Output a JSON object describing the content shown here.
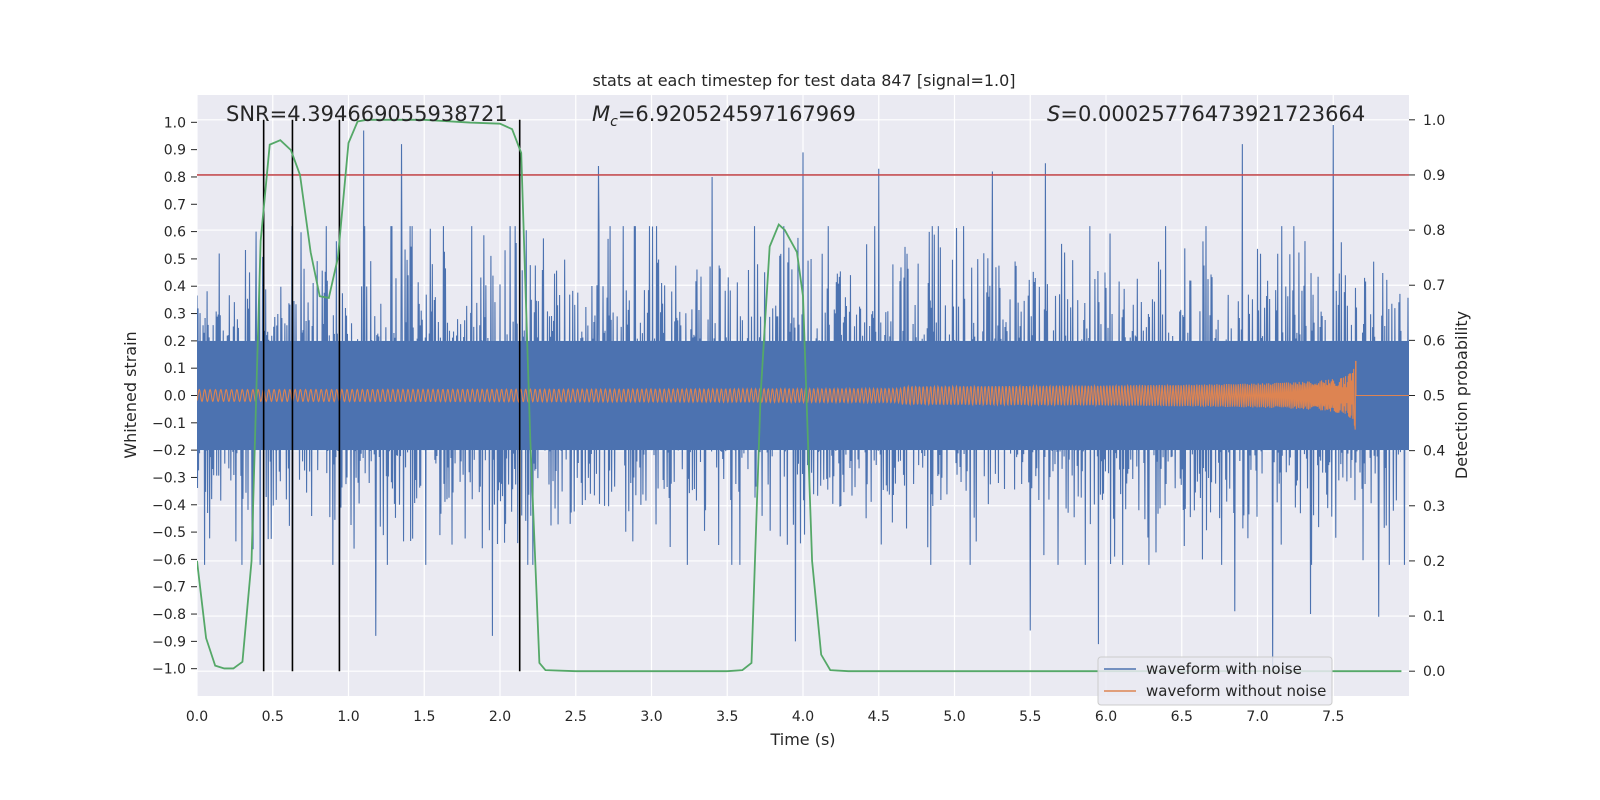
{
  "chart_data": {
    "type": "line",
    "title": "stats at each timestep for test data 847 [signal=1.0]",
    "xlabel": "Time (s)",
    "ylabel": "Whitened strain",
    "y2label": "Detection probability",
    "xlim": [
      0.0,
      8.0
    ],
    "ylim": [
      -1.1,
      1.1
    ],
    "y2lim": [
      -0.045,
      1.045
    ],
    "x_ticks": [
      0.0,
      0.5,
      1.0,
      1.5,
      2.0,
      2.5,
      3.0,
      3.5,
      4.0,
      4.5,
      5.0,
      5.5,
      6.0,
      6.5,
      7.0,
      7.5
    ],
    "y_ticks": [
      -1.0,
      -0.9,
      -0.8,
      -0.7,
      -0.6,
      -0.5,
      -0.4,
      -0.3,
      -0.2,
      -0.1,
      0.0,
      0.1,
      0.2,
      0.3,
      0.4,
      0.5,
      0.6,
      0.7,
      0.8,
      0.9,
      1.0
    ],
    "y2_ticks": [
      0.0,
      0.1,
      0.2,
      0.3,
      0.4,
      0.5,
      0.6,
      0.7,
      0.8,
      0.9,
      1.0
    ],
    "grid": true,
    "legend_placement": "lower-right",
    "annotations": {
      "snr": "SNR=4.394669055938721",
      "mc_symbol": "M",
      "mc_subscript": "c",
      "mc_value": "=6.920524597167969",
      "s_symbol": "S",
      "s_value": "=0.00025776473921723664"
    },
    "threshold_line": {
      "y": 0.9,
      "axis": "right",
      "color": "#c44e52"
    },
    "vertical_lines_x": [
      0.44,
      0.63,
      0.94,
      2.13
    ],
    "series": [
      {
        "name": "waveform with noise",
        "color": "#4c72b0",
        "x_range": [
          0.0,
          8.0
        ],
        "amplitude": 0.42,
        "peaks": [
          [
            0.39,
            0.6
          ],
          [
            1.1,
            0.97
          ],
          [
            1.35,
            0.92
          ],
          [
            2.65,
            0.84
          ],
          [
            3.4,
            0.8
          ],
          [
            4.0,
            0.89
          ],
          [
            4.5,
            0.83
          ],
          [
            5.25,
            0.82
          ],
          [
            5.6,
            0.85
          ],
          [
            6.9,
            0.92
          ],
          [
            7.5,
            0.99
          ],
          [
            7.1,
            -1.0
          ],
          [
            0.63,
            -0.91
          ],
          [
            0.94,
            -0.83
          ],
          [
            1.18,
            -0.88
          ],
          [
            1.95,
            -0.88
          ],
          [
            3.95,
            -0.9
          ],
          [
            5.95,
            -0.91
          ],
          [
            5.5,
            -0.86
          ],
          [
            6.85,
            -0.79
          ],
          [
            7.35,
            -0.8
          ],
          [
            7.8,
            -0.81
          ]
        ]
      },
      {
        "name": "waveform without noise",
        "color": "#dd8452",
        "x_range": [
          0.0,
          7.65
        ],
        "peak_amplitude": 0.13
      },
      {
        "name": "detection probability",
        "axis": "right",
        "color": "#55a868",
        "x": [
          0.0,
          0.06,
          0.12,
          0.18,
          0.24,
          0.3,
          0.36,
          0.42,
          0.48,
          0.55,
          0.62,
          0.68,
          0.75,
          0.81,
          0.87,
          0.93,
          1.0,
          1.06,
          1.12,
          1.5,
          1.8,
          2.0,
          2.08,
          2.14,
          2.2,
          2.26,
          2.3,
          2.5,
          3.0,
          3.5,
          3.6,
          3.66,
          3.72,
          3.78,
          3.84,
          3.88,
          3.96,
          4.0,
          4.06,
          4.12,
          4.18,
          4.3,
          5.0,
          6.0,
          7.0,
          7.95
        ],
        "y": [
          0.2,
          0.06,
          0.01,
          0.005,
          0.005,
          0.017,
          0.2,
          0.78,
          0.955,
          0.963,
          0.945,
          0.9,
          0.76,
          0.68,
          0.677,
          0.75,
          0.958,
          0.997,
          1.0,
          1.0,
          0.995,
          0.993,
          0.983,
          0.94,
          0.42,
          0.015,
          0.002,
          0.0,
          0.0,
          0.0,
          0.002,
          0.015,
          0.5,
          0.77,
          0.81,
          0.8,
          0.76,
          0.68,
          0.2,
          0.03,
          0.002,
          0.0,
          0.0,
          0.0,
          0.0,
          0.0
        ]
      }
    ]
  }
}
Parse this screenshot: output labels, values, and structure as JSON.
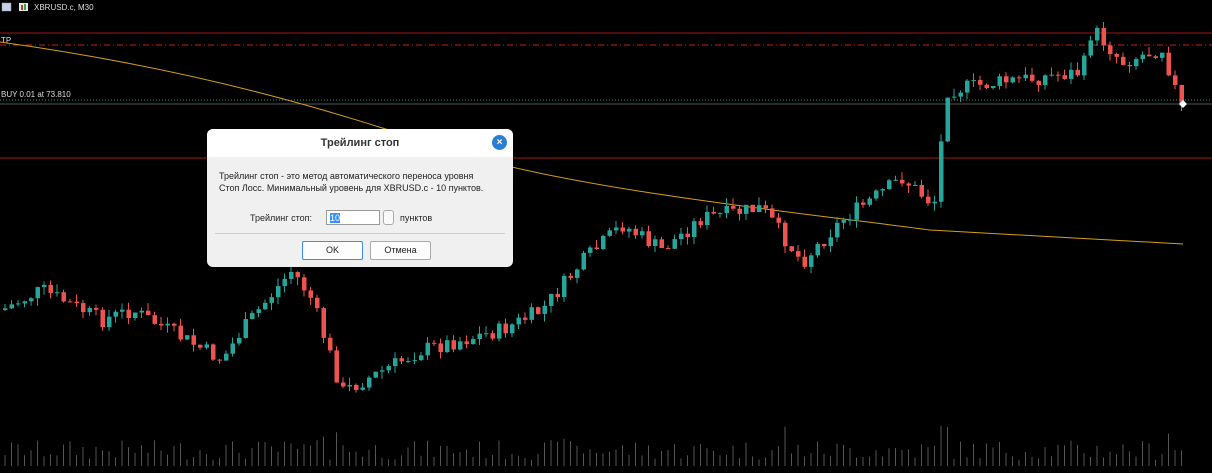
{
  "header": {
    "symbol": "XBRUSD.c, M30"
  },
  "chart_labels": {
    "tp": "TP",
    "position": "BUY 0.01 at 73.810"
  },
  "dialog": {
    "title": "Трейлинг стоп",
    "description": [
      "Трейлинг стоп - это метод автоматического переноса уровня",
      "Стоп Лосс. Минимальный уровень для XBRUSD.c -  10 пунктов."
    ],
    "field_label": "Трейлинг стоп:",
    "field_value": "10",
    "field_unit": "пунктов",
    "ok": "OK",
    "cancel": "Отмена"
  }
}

+ + + + + + +

Task brief: Print the lines from the one holding "Parse this screenshot: output" through the last line of the records, word for word, and omit the pictures.

Answer to this task:
Parse this screenshot: output labels, values, and structure as JSON.
{
  "header": {
    "symbol": "XBRUSD.c, M30"
  },
  "chart_labels": {
    "tp": "TP",
    "position": "BUY 0.01 at 73.810"
  },
  "dialog": {
    "title": "Трейлинг стоп",
    "description": [
      "Трейлинг стоп - это метод автоматического переноса уровня",
      "Стоп Лосс. Минимальный уровень для XBRUSD.c -  10 пунктов."
    ],
    "field_label": "Трейлинг стоп:",
    "field_value": "10",
    "field_unit": "пунктов",
    "ok": "OK",
    "cancel": "Отмена"
  }
}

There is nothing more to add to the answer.